### Written task
In your copy, leave out the pictures; write out all the data exactly.

........

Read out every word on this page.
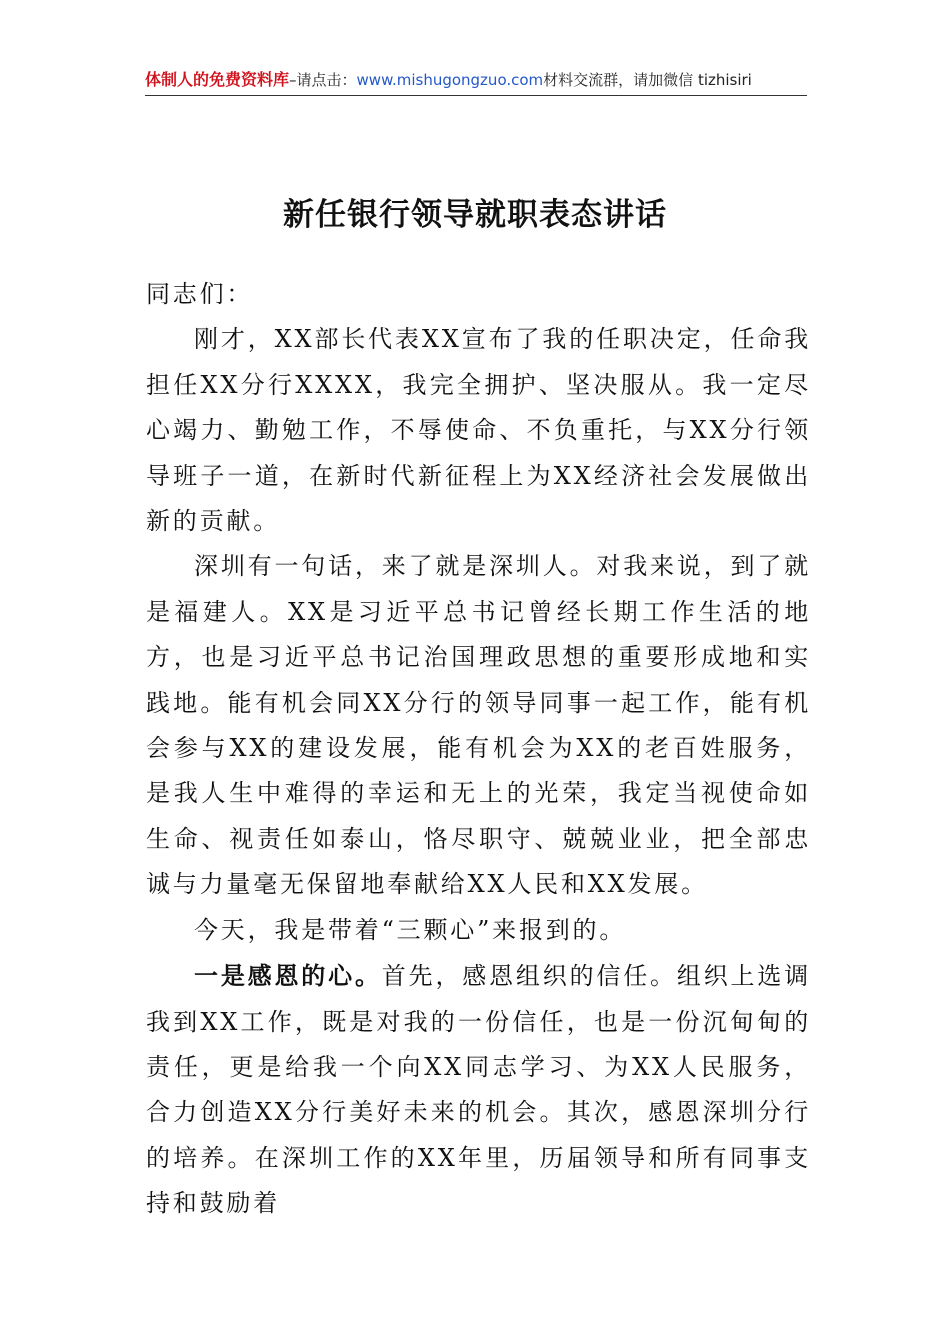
体制人的免费资料库–请点击：www.mishugongzuo.com材料交流群，请加微信 tizhisiri
新任银行领导就职表态讲话

同志们：

刚才，XX部长代表XX宣布了我的任职决定，任命我担任XX分行XXXX，我完全拥护、坚决服从。我一定尽心竭力、勤勉工作，不辱使命、不负重托，与XX分行领导班子一道，在新时代新征程上为XX经济社会发展做出新的贡献。

深圳有一句话，来了就是深圳人。对我来说，到了就是福建人。XX是习近平总书记曾经长期工作生活的地方，也是习近平总书记治国理政思想的重要形成地和实践地。能有机会同XX分行的领导同事一起工作，能有机会参与XX的建设发展，能有机会为XX的老百姓服务，是我人生中难得的幸运和无上的光荣，我定当视使命如生命、视责任如泰山，恪尽职守、兢兢业业，把全部忠诚与力量毫无保留地奉献给XX人民和XX发展。

今天，我是带着“三颗心”来报到的。

一是感恩的心。首先，感恩组织的信任。组织上选调我到XX工作，既是对我的一份信任，也是一份沉甸甸的责任，更是给我一个向XX同志学习、为XX人民服务，合力创造XX分行美好未来的机会。其次，感恩深圳分行的培养。在深圳工作的XX年里，历届领导和所有同事支持和鼓励着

........

### Result below
Read out every word on this page.
体制人的免费资料库–请点击：www.mishugongzuo.com材料交流群，请加微信 tizhisiri
新任银行领导就职表态讲话

同志们：

刚才，XX部长代表XX宣布了我的任职决定，任命我担任XX分行XXXX，我完全拥护、坚决服从。我一定尽心竭力、勤勉工作，不辱使命、不负重托，与XX分行领导班子一道，在新时代新征程上为XX经济社会发展做出新的贡献。

深圳有一句话，来了就是深圳人。对我来说，到了就是福建人。XX是习近平总书记曾经长期工作生活的地方，也是习近平总书记治国理政思想的重要形成地和实践地。能有机会同XX分行的领导同事一起工作，能有机会参与XX的建设发展，能有机会为XX的老百姓服务，是我人生中难得的幸运和无上的光荣，我定当视使命如生命、视责任如泰山，恪尽职守、兢兢业业，把全部忠诚与力量毫无保留地奉献给XX人民和XX发展。

今天，我是带着“三颗心”来报到的。

一是感恩的心。首先，感恩组织的信任。组织上选调我到XX工作，既是对我的一份信任，也是一份沉甸甸的责任，更是给我一个向XX同志学习、为XX人民服务，合力创造XX分行美好未来的机会。其次，感恩深圳分行的培养。在深圳工作的XX年里，历届领导和所有同事支持和鼓励着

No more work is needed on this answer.